--- Material to process ---
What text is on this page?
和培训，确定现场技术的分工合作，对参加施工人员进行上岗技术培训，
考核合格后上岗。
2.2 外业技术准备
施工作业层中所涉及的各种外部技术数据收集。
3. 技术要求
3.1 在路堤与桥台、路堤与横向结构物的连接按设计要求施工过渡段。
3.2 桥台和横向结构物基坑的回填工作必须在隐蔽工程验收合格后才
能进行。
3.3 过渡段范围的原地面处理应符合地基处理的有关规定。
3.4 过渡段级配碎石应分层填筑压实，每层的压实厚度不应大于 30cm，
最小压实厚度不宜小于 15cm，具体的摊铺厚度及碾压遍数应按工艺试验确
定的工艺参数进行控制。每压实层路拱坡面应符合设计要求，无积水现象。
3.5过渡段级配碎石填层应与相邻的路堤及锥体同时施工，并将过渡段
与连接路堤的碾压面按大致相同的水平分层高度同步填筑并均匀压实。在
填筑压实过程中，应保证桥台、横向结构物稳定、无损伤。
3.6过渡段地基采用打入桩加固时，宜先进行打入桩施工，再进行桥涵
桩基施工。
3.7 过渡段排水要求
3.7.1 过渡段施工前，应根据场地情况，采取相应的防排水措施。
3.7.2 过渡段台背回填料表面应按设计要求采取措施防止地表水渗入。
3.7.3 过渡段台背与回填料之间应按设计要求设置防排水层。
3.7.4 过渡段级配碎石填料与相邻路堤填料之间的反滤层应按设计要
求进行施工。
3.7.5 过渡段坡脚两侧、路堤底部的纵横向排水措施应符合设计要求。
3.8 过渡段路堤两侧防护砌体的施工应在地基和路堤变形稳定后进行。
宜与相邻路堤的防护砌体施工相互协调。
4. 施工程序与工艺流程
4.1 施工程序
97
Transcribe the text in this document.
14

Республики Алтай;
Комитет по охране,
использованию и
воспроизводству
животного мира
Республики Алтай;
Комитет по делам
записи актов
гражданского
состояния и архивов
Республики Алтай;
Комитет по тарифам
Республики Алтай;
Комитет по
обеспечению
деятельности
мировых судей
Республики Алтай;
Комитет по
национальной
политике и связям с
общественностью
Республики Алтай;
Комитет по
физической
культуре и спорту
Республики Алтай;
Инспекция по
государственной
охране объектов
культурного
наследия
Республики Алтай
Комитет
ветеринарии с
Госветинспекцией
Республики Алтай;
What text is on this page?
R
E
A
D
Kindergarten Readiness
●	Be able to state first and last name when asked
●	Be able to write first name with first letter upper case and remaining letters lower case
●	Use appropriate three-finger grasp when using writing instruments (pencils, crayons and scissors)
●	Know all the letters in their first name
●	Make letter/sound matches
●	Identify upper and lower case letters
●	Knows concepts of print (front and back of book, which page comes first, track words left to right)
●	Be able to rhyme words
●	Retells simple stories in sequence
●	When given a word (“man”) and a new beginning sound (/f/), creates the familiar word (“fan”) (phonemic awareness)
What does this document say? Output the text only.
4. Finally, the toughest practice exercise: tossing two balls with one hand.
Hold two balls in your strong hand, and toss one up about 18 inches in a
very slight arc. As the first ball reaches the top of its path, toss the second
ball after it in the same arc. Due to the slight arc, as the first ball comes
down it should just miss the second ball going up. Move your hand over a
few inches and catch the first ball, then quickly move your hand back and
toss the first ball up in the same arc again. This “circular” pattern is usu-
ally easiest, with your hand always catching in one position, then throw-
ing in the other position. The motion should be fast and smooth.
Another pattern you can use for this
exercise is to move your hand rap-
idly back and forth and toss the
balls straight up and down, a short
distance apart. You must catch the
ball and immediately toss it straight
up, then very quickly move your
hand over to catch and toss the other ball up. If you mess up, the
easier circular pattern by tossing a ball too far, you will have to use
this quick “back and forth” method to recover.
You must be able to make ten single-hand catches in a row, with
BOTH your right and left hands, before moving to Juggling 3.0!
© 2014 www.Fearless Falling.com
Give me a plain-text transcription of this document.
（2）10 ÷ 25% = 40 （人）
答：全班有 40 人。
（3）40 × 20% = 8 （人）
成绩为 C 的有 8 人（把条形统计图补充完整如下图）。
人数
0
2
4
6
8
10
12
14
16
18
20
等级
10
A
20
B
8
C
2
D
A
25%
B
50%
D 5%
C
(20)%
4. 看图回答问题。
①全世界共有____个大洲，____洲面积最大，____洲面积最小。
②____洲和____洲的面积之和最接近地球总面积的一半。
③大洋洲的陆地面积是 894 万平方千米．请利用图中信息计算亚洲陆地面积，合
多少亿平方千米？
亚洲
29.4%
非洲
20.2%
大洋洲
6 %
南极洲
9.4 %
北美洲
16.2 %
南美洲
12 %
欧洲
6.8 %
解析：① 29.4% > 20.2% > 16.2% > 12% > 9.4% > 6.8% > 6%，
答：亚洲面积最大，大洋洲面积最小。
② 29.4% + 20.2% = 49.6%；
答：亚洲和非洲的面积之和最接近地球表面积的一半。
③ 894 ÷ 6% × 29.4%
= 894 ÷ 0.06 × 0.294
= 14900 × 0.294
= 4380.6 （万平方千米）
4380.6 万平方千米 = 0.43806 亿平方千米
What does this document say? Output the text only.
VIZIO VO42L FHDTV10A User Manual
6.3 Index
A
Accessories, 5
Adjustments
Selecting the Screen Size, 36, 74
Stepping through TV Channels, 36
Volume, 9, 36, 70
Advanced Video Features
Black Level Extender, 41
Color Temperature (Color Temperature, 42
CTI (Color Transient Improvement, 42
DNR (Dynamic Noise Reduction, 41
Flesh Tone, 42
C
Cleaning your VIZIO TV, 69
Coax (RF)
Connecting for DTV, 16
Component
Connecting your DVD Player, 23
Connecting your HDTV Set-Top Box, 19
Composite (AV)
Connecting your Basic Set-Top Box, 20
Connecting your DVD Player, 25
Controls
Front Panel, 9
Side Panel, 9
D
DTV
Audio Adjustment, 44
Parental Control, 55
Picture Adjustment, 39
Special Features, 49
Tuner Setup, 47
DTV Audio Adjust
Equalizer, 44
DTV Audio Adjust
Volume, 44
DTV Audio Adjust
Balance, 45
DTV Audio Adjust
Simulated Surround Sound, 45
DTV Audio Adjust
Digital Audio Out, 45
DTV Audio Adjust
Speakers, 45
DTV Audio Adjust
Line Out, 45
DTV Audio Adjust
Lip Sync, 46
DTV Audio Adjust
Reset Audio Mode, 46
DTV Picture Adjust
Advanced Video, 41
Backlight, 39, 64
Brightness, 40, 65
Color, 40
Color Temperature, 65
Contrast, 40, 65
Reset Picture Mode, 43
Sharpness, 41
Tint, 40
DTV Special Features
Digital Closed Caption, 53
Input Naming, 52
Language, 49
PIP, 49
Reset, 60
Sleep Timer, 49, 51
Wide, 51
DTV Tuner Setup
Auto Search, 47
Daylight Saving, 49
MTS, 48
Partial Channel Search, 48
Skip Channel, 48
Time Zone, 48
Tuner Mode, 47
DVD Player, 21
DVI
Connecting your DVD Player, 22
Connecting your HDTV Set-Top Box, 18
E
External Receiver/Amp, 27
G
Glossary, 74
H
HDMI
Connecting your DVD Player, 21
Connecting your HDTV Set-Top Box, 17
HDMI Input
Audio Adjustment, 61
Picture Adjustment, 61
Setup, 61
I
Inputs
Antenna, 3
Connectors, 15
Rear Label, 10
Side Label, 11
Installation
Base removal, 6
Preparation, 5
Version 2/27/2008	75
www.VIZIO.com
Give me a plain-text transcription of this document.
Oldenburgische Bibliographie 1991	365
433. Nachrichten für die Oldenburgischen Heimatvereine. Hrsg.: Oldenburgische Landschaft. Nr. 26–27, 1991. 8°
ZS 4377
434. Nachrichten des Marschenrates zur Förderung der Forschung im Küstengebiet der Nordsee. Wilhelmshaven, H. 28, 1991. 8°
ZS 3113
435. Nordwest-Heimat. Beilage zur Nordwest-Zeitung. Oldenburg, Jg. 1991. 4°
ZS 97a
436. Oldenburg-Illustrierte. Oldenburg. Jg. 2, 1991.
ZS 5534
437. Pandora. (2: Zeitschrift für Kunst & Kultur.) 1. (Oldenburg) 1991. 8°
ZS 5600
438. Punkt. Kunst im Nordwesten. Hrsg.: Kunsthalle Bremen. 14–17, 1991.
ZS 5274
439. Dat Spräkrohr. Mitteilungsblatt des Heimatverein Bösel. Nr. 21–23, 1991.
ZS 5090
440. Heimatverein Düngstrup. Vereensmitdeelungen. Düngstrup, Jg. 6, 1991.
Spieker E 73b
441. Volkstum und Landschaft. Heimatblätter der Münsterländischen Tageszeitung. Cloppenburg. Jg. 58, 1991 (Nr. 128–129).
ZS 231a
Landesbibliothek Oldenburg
---
* _Exercise objective_
Locate all lines in the listing above with the word "Hrsg" and copy them.

* _Output of the task_
433. Nachrichten für die Oldenburgischen Heimatvereine. Hrsg.: Oldenburgische Landschaft. Nr. 26–27, 1991. 8°
438. Punkt. Kunst im Nordwesten. Hrsg.: Kunsthalle Bremen. 14–17, 1991.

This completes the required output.